[RECORDED DATA]:
===============

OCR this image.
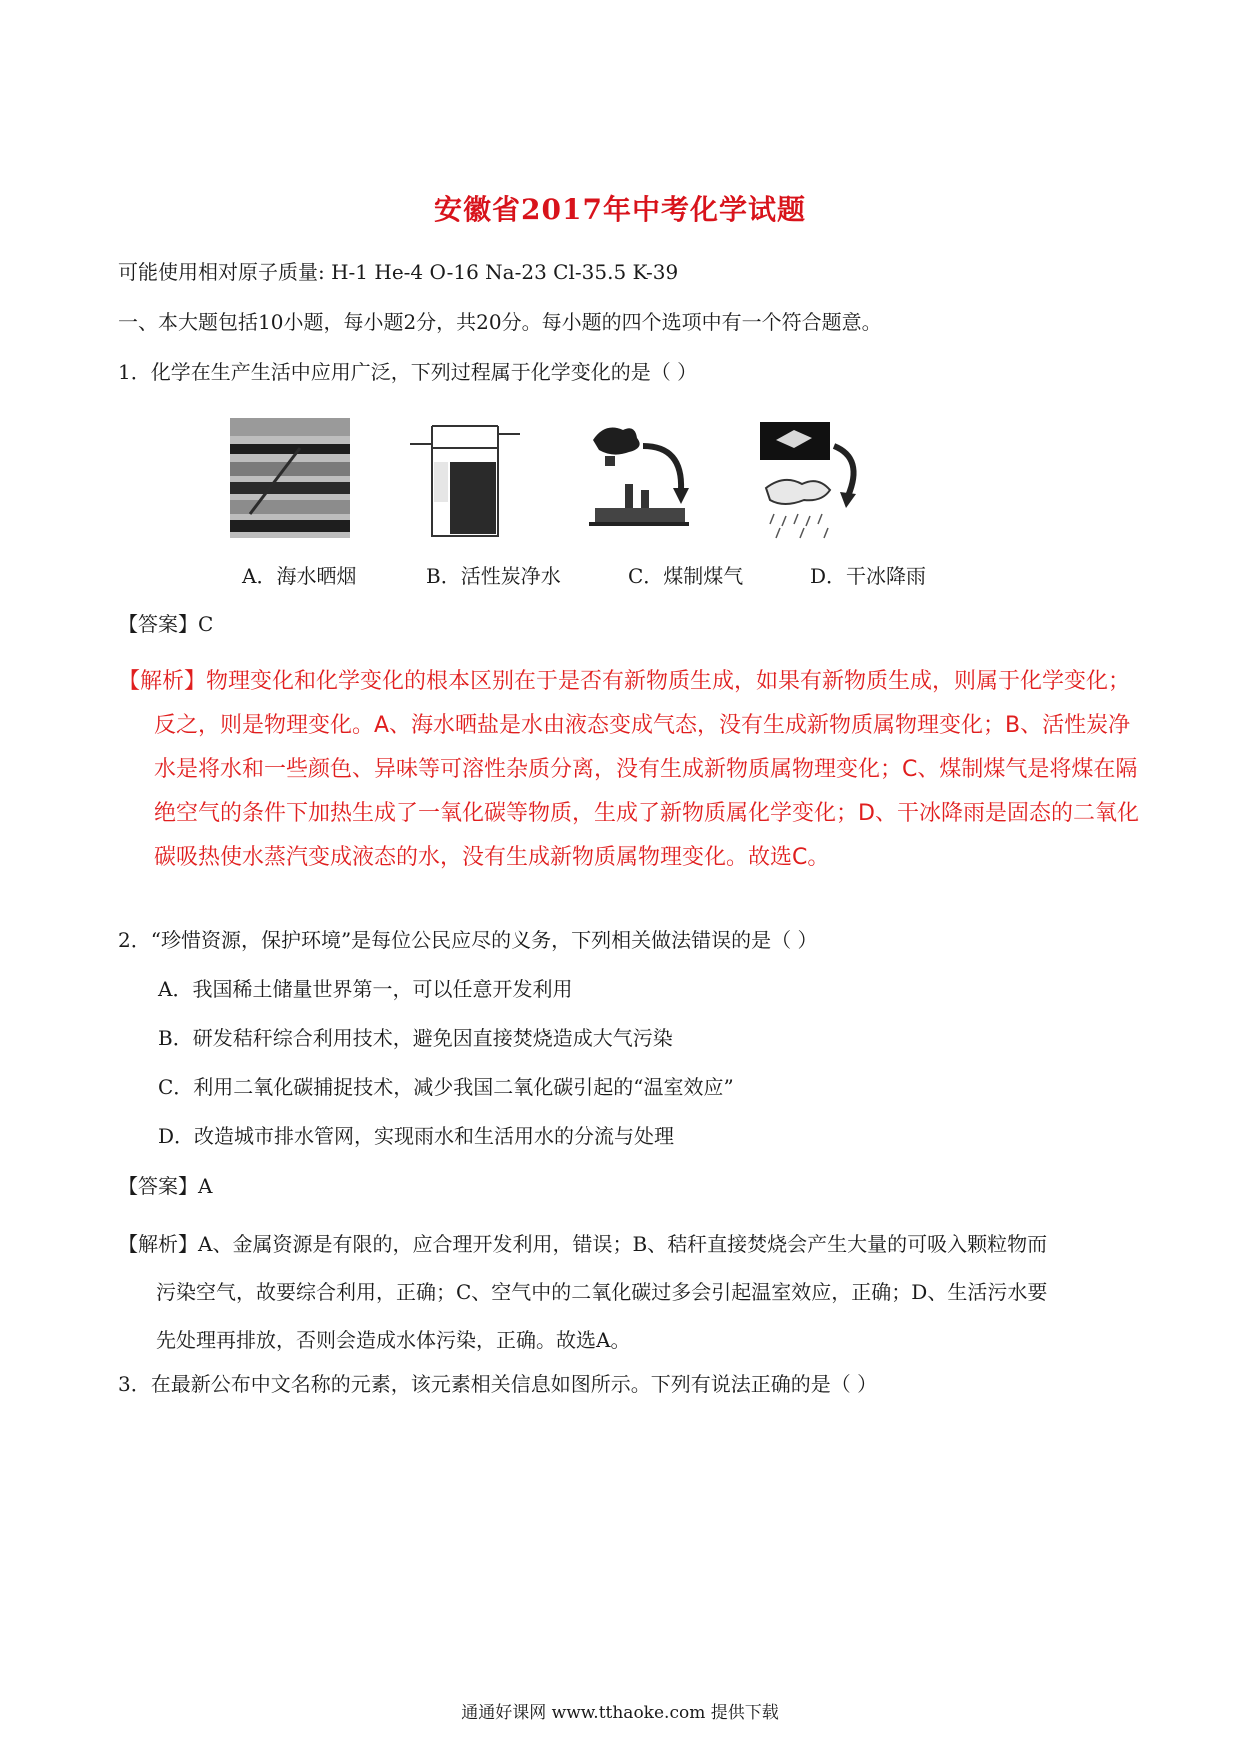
安徽省2017年中考化学试题
可能使用相对原子质量: H-1 He-4 O-16 Na-23 Cl-35.5 K-39
一、本大题包括10小题，每小题2分，共20分。每小题的四个选项中有一个符合题意。
1．化学在生产生活中应用广泛，下列过程属于化学变化的是（ ）
A．海水晒烟	B．活性炭净水	C．煤制煤气	D．干冰降雨
【答案】C

【解析】物理变化和化学变化的根本区别在于是否有新物质生成，如果有新物质生成，则属于化学变化；

反之，则是物理变化。A、海水晒盐是水由液态变成气态，没有生成新物质属物理变化；B、活性炭净

水是将水和一些颜色、异味等可溶性杂质分离，没有生成新物质属物理变化；C、煤制煤气是将煤在隔

绝空气的条件下加热生成了一氧化碳等物质，生成了新物质属化学变化；D、干冰降雨是固态的二氧化

碳吸热使水蒸汽变成液态的水，没有生成新物质属物理变化。故选C。

2．“珍惜资源，保护环境”是每位公民应尽的义务，下列相关做法错误的是（ ）
A．我国稀土储量世界第一，可以任意开发利用
B．研发秸秆综合利用技术，避免因直接焚烧造成大气污染
C．利用二氧化碳捕捉技术，减少我国二氧化碳引起的“温室效应”
D．改造城市排水管网，实现雨水和生活用水的分流与处理
【答案】A

【解析】A、金属资源是有限的，应合理开发利用，错误；B、秸秆直接焚烧会产生大量的可吸入颗粒物而

污染空气，故要综合利用，正确；C、空气中的二氧化碳过多会引起温室效应，正确；D、生活污水要

先处理再排放，否则会造成水体污染，正确。故选A。

3．在最新公布中文名称的元素，该元素相关信息如图所示。下列有说法正确的是（ ）
通通好课网 www.tthaoke.com 提供下载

===============

[WHAT NEEDS TO BE DONE]:
In the material above, show every line where the word "没有生成新物质属物理变化" turns up.

[RESPONSE TO THE TASK]:
反之，则是物理变化。A、海水晒盐是水由液态变成气态，没有生成新物质属物理变化；B、活性炭净
水是将水和一些颜色、异味等可溶性杂质分离，没有生成新物质属物理变化；C、煤制煤气是将煤在隔
碳吸热使水蒸汽变成液态的水，没有生成新物质属物理变化。故选C。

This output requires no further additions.